# What to produce:
Verbatim output of all the material below is required.

———

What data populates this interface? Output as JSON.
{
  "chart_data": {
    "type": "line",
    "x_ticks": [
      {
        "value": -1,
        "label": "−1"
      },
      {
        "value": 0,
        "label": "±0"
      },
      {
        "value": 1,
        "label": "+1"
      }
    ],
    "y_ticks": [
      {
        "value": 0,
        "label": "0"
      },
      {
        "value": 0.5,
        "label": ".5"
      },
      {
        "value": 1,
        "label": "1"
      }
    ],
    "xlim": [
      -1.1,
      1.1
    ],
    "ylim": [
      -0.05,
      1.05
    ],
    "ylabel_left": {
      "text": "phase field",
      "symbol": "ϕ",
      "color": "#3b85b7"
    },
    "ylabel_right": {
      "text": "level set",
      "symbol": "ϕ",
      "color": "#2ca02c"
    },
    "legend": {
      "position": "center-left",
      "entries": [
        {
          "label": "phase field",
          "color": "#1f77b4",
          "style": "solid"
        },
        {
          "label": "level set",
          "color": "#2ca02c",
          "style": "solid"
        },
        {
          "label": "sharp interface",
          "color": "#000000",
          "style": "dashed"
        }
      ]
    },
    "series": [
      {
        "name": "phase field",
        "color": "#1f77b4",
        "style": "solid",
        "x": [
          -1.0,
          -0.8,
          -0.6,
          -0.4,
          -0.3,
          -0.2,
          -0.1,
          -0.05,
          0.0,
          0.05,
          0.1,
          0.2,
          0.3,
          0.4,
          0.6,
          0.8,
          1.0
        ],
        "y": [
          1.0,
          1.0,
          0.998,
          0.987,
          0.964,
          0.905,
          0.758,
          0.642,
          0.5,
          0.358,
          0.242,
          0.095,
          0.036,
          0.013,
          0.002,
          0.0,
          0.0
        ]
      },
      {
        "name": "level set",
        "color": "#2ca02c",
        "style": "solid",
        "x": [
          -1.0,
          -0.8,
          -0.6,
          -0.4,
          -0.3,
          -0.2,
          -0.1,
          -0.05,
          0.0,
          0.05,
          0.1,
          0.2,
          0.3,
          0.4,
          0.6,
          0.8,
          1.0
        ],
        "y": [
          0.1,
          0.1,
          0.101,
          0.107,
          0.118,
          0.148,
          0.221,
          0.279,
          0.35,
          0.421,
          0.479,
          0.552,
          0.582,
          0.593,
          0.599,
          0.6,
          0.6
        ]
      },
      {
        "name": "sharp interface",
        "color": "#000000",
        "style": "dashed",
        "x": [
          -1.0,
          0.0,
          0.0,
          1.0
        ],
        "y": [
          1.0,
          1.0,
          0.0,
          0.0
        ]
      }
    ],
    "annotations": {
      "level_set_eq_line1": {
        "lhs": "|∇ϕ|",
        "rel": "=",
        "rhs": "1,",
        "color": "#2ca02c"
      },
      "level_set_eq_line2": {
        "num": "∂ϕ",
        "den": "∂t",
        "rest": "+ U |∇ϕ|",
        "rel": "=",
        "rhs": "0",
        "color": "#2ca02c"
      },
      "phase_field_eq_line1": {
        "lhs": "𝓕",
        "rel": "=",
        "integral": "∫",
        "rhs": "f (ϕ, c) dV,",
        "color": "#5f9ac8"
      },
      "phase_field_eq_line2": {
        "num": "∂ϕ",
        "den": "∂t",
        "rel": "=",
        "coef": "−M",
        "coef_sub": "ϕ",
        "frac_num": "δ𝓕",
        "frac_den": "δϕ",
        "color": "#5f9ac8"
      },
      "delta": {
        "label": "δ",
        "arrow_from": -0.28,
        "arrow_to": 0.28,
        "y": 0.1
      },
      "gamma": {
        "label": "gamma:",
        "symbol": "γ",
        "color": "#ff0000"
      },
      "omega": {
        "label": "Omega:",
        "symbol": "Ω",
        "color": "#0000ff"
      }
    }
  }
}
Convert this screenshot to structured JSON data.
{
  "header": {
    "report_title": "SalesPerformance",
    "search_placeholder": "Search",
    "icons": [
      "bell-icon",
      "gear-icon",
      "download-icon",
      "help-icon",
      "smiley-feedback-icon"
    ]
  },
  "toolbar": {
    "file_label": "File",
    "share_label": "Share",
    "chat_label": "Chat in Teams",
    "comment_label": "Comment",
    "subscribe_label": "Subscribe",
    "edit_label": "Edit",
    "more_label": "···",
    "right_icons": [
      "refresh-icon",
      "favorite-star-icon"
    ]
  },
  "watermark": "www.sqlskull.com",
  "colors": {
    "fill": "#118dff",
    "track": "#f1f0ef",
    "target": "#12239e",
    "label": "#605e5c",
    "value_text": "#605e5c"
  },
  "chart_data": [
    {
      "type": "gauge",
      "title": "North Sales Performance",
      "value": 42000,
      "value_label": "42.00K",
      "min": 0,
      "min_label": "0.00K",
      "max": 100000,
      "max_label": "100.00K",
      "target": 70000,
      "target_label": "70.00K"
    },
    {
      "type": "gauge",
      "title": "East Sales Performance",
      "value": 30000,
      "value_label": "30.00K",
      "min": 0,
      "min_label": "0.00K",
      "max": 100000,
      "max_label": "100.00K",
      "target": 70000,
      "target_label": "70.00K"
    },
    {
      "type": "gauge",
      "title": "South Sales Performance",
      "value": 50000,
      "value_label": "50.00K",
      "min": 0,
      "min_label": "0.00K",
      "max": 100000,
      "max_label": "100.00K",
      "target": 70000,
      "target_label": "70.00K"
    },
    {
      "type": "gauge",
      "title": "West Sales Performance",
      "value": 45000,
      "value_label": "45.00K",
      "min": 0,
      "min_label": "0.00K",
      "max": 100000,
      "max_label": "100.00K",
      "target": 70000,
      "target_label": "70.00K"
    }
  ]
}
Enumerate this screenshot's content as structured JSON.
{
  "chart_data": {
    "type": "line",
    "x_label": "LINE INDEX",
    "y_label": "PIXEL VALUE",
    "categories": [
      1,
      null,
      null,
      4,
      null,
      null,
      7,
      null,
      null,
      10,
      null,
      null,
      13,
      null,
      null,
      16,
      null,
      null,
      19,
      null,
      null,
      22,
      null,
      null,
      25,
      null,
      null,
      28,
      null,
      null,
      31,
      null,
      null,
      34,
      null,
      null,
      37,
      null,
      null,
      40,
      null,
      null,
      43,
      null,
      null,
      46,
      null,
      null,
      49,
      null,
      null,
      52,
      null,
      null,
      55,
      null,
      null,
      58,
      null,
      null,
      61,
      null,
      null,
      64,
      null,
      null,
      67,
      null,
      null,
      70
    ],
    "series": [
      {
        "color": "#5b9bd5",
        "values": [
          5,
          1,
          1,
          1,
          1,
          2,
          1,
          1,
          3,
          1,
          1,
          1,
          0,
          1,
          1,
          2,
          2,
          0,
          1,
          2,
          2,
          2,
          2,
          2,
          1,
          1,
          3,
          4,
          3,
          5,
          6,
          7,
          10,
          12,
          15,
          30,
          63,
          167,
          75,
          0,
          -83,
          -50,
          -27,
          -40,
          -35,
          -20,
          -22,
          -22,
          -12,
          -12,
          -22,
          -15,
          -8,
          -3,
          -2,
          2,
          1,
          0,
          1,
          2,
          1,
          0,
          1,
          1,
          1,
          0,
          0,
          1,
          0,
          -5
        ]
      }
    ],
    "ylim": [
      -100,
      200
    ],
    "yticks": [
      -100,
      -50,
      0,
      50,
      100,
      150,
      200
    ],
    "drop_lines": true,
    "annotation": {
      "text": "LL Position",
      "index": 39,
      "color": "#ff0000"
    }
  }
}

———

# Exercise response:
What data populates this interface? Output as JSON.
{
  "chart_data": {
    "type": "line",
    "x_ticks": [
      {
        "value": -1,
        "label": "−1"
      },
      {
        "value": 0,
        "label": "±0"
      },
      {
        "value": 1,
        "label": "+1"
      }
    ],
    "y_ticks": [
      {
        "value": 0,
        "label": "0"
      },
      {
        "value": 0.5,
        "label": ".5"
      },
      {
        "value": 1,
        "label": "1"
      }
    ],
    "xlim": [
      -1.1,
      1.1
    ],
    "ylim": [
      -0.05,
      1.05
    ],
    "ylabel_left": {
      "text": "phase field",
      "symbol": "ϕ",
      "color": "#3b85b7"
    },
    "ylabel_right": {
      "text": "level set",
      "symbol": "ϕ",
      "color": "#2ca02c"
    },
    "legend": {
      "position": "center-left",
      "entries": [
        {
          "label": "phase field",
          "color": "#1f77b4",
          "style": "solid"
        },
        {
          "label": "level set",
          "color": "#2ca02c",
          "style": "solid"
        },
        {
          "label": "sharp interface",
          "color": "#000000",
          "style": "dashed"
        }
      ]
    },
    "series": [
      {
        "name": "phase field",
        "color": "#1f77b4",
        "style": "solid",
        "x": [
          -1.0,
          -0.8,
          -0.6,
          -0.4,
          -0.3,
          -0.2,
          -0.1,
          -0.05,
          0.0,
          0.05,
          0.1,
          0.2,
          0.3,
          0.4,
          0.6,
          0.8,
          1.0
        ],
        "y": [
          1.0,
          1.0,
          0.998,
          0.987,
          0.964,
          0.905,
          0.758,
          0.642,
          0.5,
          0.358,
          0.242,
          0.095,
          0.036,
          0.013,
          0.002,
          0.0,
          0.0
        ]
      },
      {
        "name": "level set",
        "color": "#2ca02c",
        "style": "solid",
        "x": [
          -1.0,
          -0.8,
          -0.6,
          -0.4,
          -0.3,
          -0.2,
          -0.1,
          -0.05,
          0.0,
          0.05,
          0.1,
          0.2,
          0.3,
          0.4,
          0.6,
          0.8,
          1.0
        ],
        "y": [
          0.1,
          0.1,
          0.101,
          0.107,
          0.118,
          0.148,
          0.221,
          0.279,
          0.35,
          0.421,
          0.479,
          0.552,
          0.582,
          0.593,
          0.599,
          0.6,
          0.6
        ]
      },
      {
        "name": "sharp interface",
        "color": "#000000",
        "style": "dashed",
        "x": [
          -1.0,
          0.0,
          0.0,
          1.0
        ],
        "y": [
          1.0,
          1.0,
          0.0,
          0.0
        ]
      }
    ],
    "annotations": {
      "level_set_eq_line1": {
        "lhs": "|∇ϕ|",
        "rel": "=",
        "rhs": "1,",
        "color": "#2ca02c"
      },
      "level_set_eq_line2": {
        "num": "∂ϕ",
        "den": "∂t",
        "rest": "+ U |∇ϕ|",
        "rel": "=",
        "rhs": "0",
        "color": "#2ca02c"
      },
      "phase_field_eq_line1": {
        "lhs": "𝓕",
        "rel": "=",
        "integral": "∫",
        "rhs": "f (ϕ, c) dV,",
        "color": "#5f9ac8"
      },
      "phase_field_eq_line2": {
        "num": "∂ϕ",
        "den": "∂t",
        "rel": "=",
        "coef": "−M",
        "coef_sub": "ϕ",
        "frac_num": "δ𝓕",
        "frac_den": "δϕ",
        "color": "#5f9ac8"
      },
      "delta": {
        "label": "δ",
        "arrow_from": -0.28,
        "arrow_to": 0.28,
        "y": 0.1
      },
      "gamma": {
        "label": "gamma:",
        "symbol": "γ",
        "color": "#ff0000"
      },
      "omega": {
        "label": "Omega:",
        "symbol": "Ω",
        "color": "#0000ff"
      }
    }
  }
}
Convert this screenshot to structured JSON data.
{
  "header": {
    "report_title": "SalesPerformance",
    "search_placeholder": "Search",
    "icons": [
      "bell-icon",
      "gear-icon",
      "download-icon",
      "help-icon",
      "smiley-feedback-icon"
    ]
  },
  "toolbar": {
    "file_label": "File",
    "share_label": "Share",
    "chat_label": "Chat in Teams",
    "comment_label": "Comment",
    "subscribe_label": "Subscribe",
    "edit_label": "Edit",
    "more_label": "···",
    "right_icons": [
      "refresh-icon",
      "favorite-star-icon"
    ]
  },
  "watermark": "www.sqlskull.com",
  "colors": {
    "fill": "#118dff",
    "track": "#f1f0ef",
    "target": "#12239e",
    "label": "#605e5c",
    "value_text": "#605e5c"
  },
  "chart_data": [
    {
      "type": "gauge",
      "title": "North Sales Performance",
      "value": 42000,
      "value_label": "42.00K",
      "min": 0,
      "min_label": "0.00K",
      "max": 100000,
      "max_label": "100.00K",
      "target": 70000,
      "target_label": "70.00K"
    },
    {
      "type": "gauge",
      "title": "East Sales Performance",
      "value": 30000,
      "value_label": "30.00K",
      "min": 0,
      "min_label": "0.00K",
      "max": 100000,
      "max_label": "100.00K",
      "target": 70000,
      "target_label": "70.00K"
    },
    {
      "type": "gauge",
      "title": "South Sales Performance",
      "value": 50000,
      "value_label": "50.00K",
      "min": 0,
      "min_label": "0.00K",
      "max": 100000,
      "max_label": "100.00K",
      "target": 70000,
      "target_label": "70.00K"
    },
    {
      "type": "gauge",
      "title": "West Sales Performance",
      "value": 45000,
      "value_label": "45.00K",
      "min": 0,
      "min_label": "0.00K",
      "max": 100000,
      "max_label": "100.00K",
      "target": 70000,
      "target_label": "70.00K"
    }
  ]
}
Enumerate this screenshot's content as structured JSON.
{
  "chart_data": {
    "type": "line",
    "x_label": "LINE INDEX",
    "y_label": "PIXEL VALUE",
    "categories": [
      1,
      null,
      null,
      4,
      null,
      null,
      7,
      null,
      null,
      10,
      null,
      null,
      13,
      null,
      null,
      16,
      null,
      null,
      19,
      null,
      null,
      22,
      null,
      null,
      25,
      null,
      null,
      28,
      null,
      null,
      31,
      null,
      null,
      34,
      null,
      null,
      37,
      null,
      null,
      40,
      null,
      null,
      43,
      null,
      null,
      46,
      null,
      null,
      49,
      null,
      null,
      52,
      null,
      null,
      55,
      null,
      null,
      58,
      null,
      null,
      61,
      null,
      null,
      64,
      null,
      null,
      67,
      null,
      null,
      70
    ],
    "series": [
      {
        "color": "#5b9bd5",
        "values": [
          5,
          1,
          1,
          1,
          1,
          2,
          1,
          1,
          3,
          1,
          1,
          1,
          0,
          1,
          1,
          2,
          2,
          0,
          1,
          2,
          2,
          2,
          2,
          2,
          1,
          1,
          3,
          4,
          3,
          5,
          6,
          7,
          10,
          12,
          15,
          30,
          63,
          167,
          75,
          0,
          -83,
          -50,
          -27,
          -40,
          -35,
          -20,
          -22,
          -22,
          -12,
          -12,
          -22,
          -15,
          -8,
          -3,
          -2,
          2,
          1,
          0,
          1,
          2,
          1,
          0,
          1,
          1,
          1,
          0,
          0,
          1,
          0,
          -5
        ]
      }
    ],
    "ylim": [
      -100,
      200
    ],
    "yticks": [
      -100,
      -50,
      0,
      50,
      100,
      150,
      200
    ],
    "drop_lines": true,
    "annotation": {
      "text": "LL Position",
      "index": 39,
      "color": "#ff0000"
    }
  }
}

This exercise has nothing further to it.